**Given records:**
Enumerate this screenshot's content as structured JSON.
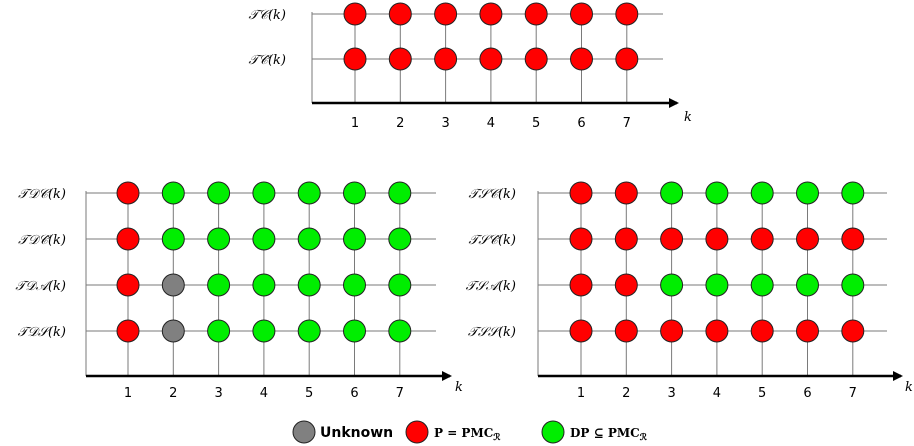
{
  "colors": {
    "unknown": "#808080",
    "p": "#ff0000",
    "dp": "#00ee00"
  },
  "axis_label": "k",
  "ticks": [
    "1",
    "2",
    "3",
    "4",
    "5",
    "6",
    "7"
  ],
  "panels": [
    {
      "id": "tc",
      "rows": [
        {
          "label": "𝒯𝒞(k)",
          "states": [
            "p",
            "p",
            "p",
            "p",
            "p",
            "p",
            "p"
          ]
        },
        {
          "label": "𝒯𝒞̂(k)",
          "states": [
            "p",
            "p",
            "p",
            "p",
            "p",
            "p",
            "p"
          ]
        }
      ]
    },
    {
      "id": "td",
      "rows": [
        {
          "label": "𝒯𝒟𝒞(k)",
          "states": [
            "p",
            "dp",
            "dp",
            "dp",
            "dp",
            "dp",
            "dp"
          ]
        },
        {
          "label": "𝒯𝒟𝒞̂(k)",
          "states": [
            "p",
            "dp",
            "dp",
            "dp",
            "dp",
            "dp",
            "dp"
          ]
        },
        {
          "label": "𝒯𝒟𝒜(k)",
          "states": [
            "p",
            "unknown",
            "dp",
            "dp",
            "dp",
            "dp",
            "dp"
          ]
        },
        {
          "label": "𝒯𝒟𝒮(k)",
          "states": [
            "p",
            "unknown",
            "dp",
            "dp",
            "dp",
            "dp",
            "dp"
          ]
        }
      ]
    },
    {
      "id": "ts",
      "rows": [
        {
          "label": "𝒯𝒮𝒞(k)",
          "states": [
            "p",
            "p",
            "dp",
            "dp",
            "dp",
            "dp",
            "dp"
          ]
        },
        {
          "label": "𝒯𝒮𝒞̂(k)",
          "states": [
            "p",
            "p",
            "p",
            "p",
            "p",
            "p",
            "p"
          ]
        },
        {
          "label": "𝒯𝒮𝒜(k)",
          "states": [
            "p",
            "p",
            "dp",
            "dp",
            "dp",
            "dp",
            "dp"
          ]
        },
        {
          "label": "𝒯𝒮𝒮(k)",
          "states": [
            "p",
            "p",
            "p",
            "p",
            "p",
            "p",
            "p"
          ]
        }
      ]
    }
  ],
  "legend": {
    "unknown": "Unknown",
    "p": "P = PMC",
    "p_sub": "ℛ",
    "dp": "DP ⊆ PMC",
    "dp_sub": "ℛ"
  }
}
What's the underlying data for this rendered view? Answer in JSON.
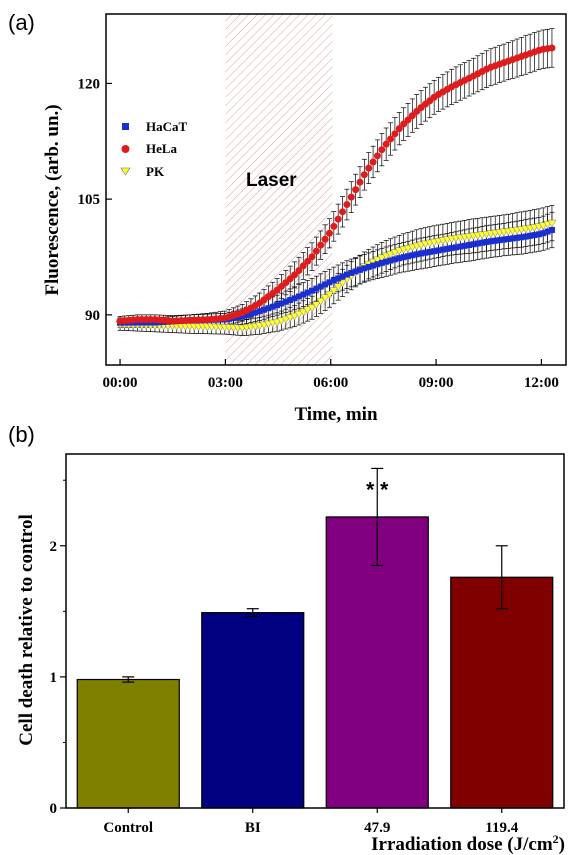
{
  "chart_data": [
    {
      "panel_label": "(a)",
      "type": "scatter",
      "xlabel": "Time, min",
      "ylabel": "Fluorescence, (arb. un.)",
      "x_ticks": [
        "00:00",
        "03:00",
        "06:00",
        "09:00",
        "12:00"
      ],
      "x_tick_values": [
        0,
        3,
        6,
        9,
        12
      ],
      "y_ticks": [
        "90",
        "105",
        "120"
      ],
      "y_tick_values": [
        90,
        105,
        120
      ],
      "xlim": [
        -0.4,
        12.7
      ],
      "ylim": [
        83.5,
        129
      ],
      "x_unit": "min",
      "shaded_region": {
        "x_start": 3.0,
        "x_end": 6.05,
        "label": "Laser"
      },
      "legend_position": "upper-left",
      "series": [
        {
          "name": "HaCaT",
          "marker": "square",
          "color": "#1a2fd1",
          "x": [
            0.0,
            1.0,
            2.0,
            3.0,
            3.5,
            4.0,
            4.5,
            5.0,
            5.5,
            6.0,
            6.5,
            7.0,
            7.5,
            8.0,
            8.5,
            9.0,
            9.5,
            10.0,
            10.5,
            11.0,
            11.5,
            12.0,
            12.3
          ],
          "y": [
            89.0,
            89.0,
            89.3,
            89.4,
            89.8,
            90.5,
            91.3,
            92.2,
            93.2,
            94.3,
            95.3,
            96.1,
            96.8,
            97.4,
            97.9,
            98.3,
            98.7,
            99.1,
            99.5,
            99.8,
            100.1,
            100.5,
            101.0
          ],
          "err": [
            0.6,
            0.6,
            0.7,
            0.8,
            1.0,
            1.2,
            1.3,
            1.5,
            1.6,
            1.7,
            1.8,
            1.8,
            1.9,
            1.9,
            2.0,
            2.0,
            2.0,
            2.1,
            2.1,
            2.1,
            2.2,
            2.2,
            2.3
          ]
        },
        {
          "name": "HeLa",
          "marker": "circle",
          "color": "#e01b1b",
          "x": [
            0.0,
            0.5,
            1.0,
            1.5,
            2.0,
            2.5,
            3.0,
            3.5,
            4.0,
            4.5,
            5.0,
            5.5,
            6.0,
            6.5,
            7.0,
            7.5,
            8.0,
            8.5,
            9.0,
            9.5,
            10.0,
            10.5,
            11.0,
            11.5,
            12.0,
            12.3
          ],
          "y": [
            89.2,
            89.4,
            89.4,
            89.2,
            89.3,
            89.4,
            89.6,
            90.3,
            91.6,
            93.3,
            95.3,
            97.7,
            100.8,
            104.6,
            108.5,
            111.7,
            114.4,
            116.6,
            118.4,
            119.7,
            120.8,
            122.0,
            122.8,
            123.6,
            124.4,
            124.6
          ],
          "err": [
            0.6,
            0.6,
            0.6,
            0.7,
            0.7,
            0.8,
            0.9,
            1.1,
            1.3,
            1.5,
            1.7,
            1.8,
            1.9,
            2.0,
            2.0,
            2.1,
            2.1,
            2.2,
            2.2,
            2.3,
            2.3,
            2.4,
            2.4,
            2.5,
            2.5,
            2.5
          ]
        },
        {
          "name": "PK",
          "marker": "triangle-down",
          "color": "#ffff33",
          "x": [
            0.0,
            1.0,
            2.0,
            3.0,
            3.5,
            4.0,
            4.5,
            5.0,
            5.5,
            6.0,
            6.5,
            7.0,
            7.5,
            8.0,
            8.5,
            9.0,
            9.5,
            10.0,
            10.5,
            11.0,
            11.5,
            12.0,
            12.3
          ],
          "y": [
            88.8,
            88.6,
            88.5,
            88.4,
            88.3,
            88.6,
            89.1,
            89.9,
            91.0,
            92.8,
            94.8,
            96.4,
            97.5,
            98.4,
            99.0,
            99.5,
            99.9,
            100.2,
            100.5,
            100.8,
            101.1,
            101.5,
            101.9
          ],
          "err": [
            0.8,
            0.8,
            0.9,
            0.9,
            1.0,
            1.1,
            1.2,
            1.4,
            1.5,
            1.7,
            1.8,
            1.9,
            2.0,
            2.0,
            2.1,
            2.1,
            2.1,
            2.2,
            2.2,
            2.2,
            2.3,
            2.3,
            2.3
          ]
        }
      ]
    },
    {
      "panel_label": "(b)",
      "type": "bar",
      "xlabel": "Irradiation dose (J/cm",
      "xlabel_superscript": "2",
      "xlabel_suffix": ")",
      "ylabel": "Cell death relative to control",
      "categories": [
        "Control",
        "BI",
        "47.9",
        "119.4"
      ],
      "values": [
        0.98,
        1.49,
        2.22,
        1.76
      ],
      "errors": [
        0.02,
        0.03,
        0.37,
        0.24
      ],
      "colors": [
        "#808000",
        "#000080",
        "#800080",
        "#800000"
      ],
      "annotation": {
        "category": "47.9",
        "text": "* *"
      },
      "y_ticks": [
        "0",
        "1",
        "2"
      ],
      "y_tick_values": [
        0,
        1,
        2
      ],
      "ylim": [
        0,
        2.7
      ]
    }
  ]
}
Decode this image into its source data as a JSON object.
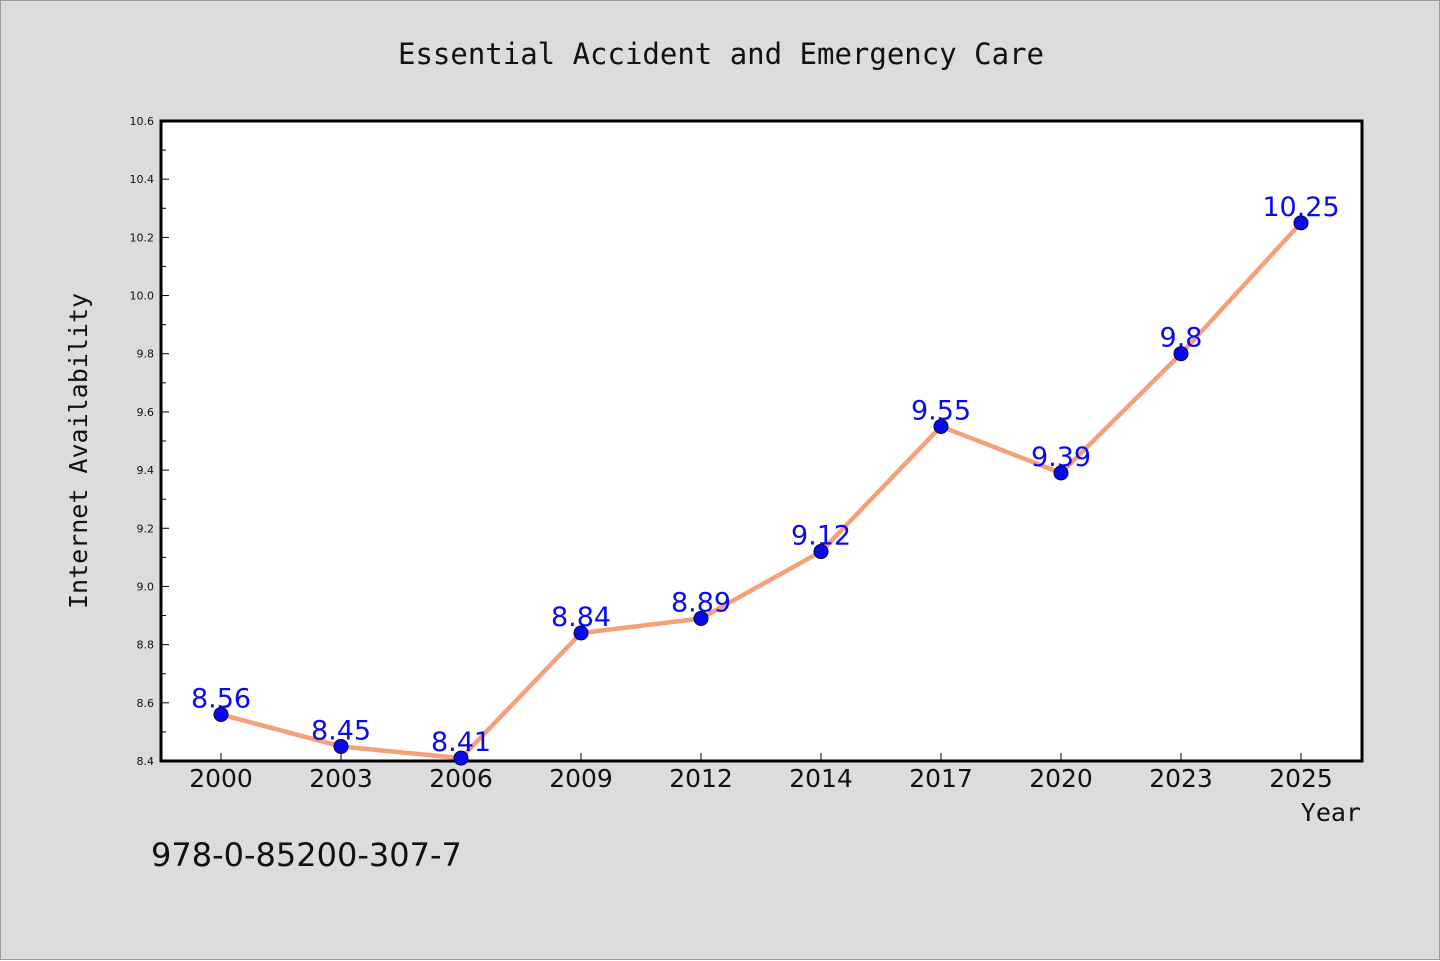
{
  "chart_data": {
    "type": "line",
    "title": "Essential Accident and Emergency Care",
    "xlabel": "Year",
    "ylabel": "Internet Availability",
    "categories": [
      "2000",
      "2003",
      "2006",
      "2009",
      "2012",
      "2014",
      "2017",
      "2020",
      "2023",
      "2025"
    ],
    "series": [
      {
        "values": [
          8.56,
          8.45,
          8.41,
          8.84,
          8.89,
          9.12,
          9.55,
          9.39,
          9.8,
          10.25
        ],
        "data_labels": [
          "8.56",
          "8.45",
          "8.41",
          "8.84",
          "8.89",
          "9.12",
          "9.55",
          "9.39",
          "9.8",
          "10.25"
        ],
        "line_color": "#f4a07a",
        "marker_color": "#0a0af0",
        "label_color": "#0a0af0"
      }
    ],
    "ylim": [
      8.4,
      10.6
    ],
    "y_ticks": [
      "8.4",
      "8.6",
      "8.8",
      "9.0",
      "9.2",
      "9.4",
      "9.6",
      "9.8",
      "10.0",
      "10.2",
      "10.4",
      "10.6"
    ],
    "grid": false,
    "legend": "none",
    "background_color": "#dcdcdc",
    "plot_background_color": "#ffffff"
  },
  "footer": {
    "text": "978-0-85200-307-7"
  }
}
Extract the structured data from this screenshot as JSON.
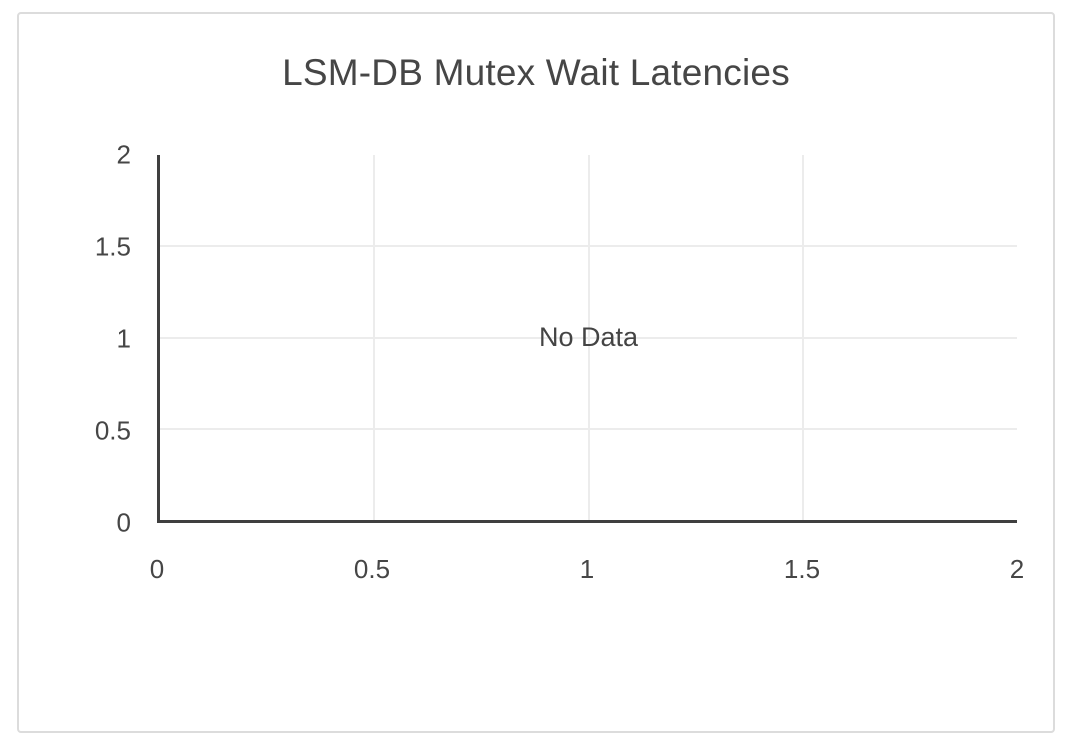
{
  "chart_data": {
    "type": "line",
    "title": "LSM-DB Mutex Wait Latencies",
    "no_data_label": "No Data",
    "series": [],
    "x": [],
    "xlabel": "",
    "ylabel": "",
    "xlim": [
      0,
      2
    ],
    "ylim": [
      0,
      2
    ],
    "x_ticks": [
      "0",
      "0.5",
      "1",
      "1.5",
      "2"
    ],
    "y_ticks": [
      "2",
      "1.5",
      "1",
      "0.5",
      "0"
    ],
    "grid": true,
    "legend": null,
    "colors": {
      "title_text": "#464646",
      "tick_text": "#464646",
      "no_data_text": "#444444",
      "axis_line": "#3f3f3f",
      "gridline": "#ececec",
      "card_border": "#dcdcdc",
      "background": "#ffffff"
    }
  }
}
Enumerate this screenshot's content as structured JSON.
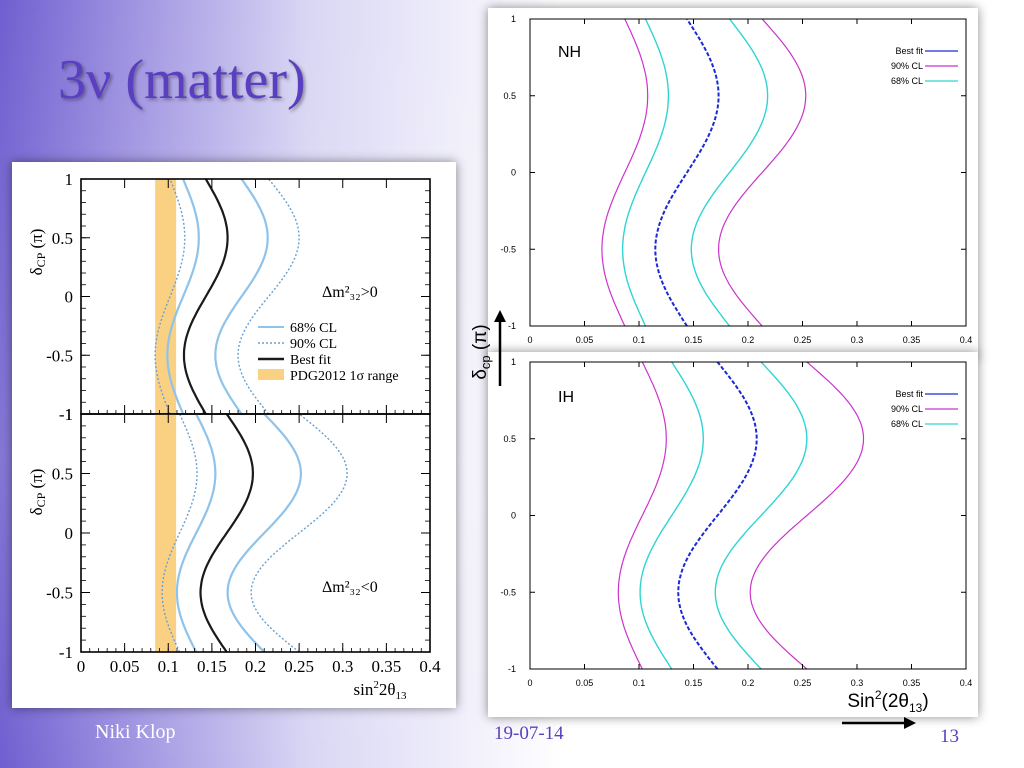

**Problem statement:** Copy out exactly the lines from the one with "Extract the structured" through the end of the listing, both ends included, omitting any picture.

**Exercise response:**
Extract the structured data from this screenshot as JSON.
{
  "chart_data": {
    "type": "line",
    "title": "LSM-DB Mutex Wait Latencies",
    "no_data_label": "No Data",
    "series": [],
    "x": [],
    "xlabel": "",
    "ylabel": "",
    "xlim": [
      0,
      2
    ],
    "ylim": [
      0,
      2
    ],
    "x_ticks": [
      "0",
      "0.5",
      "1",
      "1.5",
      "2"
    ],
    "y_ticks": [
      "2",
      "1.5",
      "1",
      "0.5",
      "0"
    ],
    "grid": true,
    "legend": null,
    "colors": {
      "title_text": "#464646",
      "tick_text": "#464646",
      "no_data_text": "#444444",
      "axis_line": "#3f3f3f",
      "gridline": "#ececec",
      "card_border": "#dcdcdc",
      "background": "#ffffff"
    }
  }
}
Enumerate this screenshot's content as structured JSON.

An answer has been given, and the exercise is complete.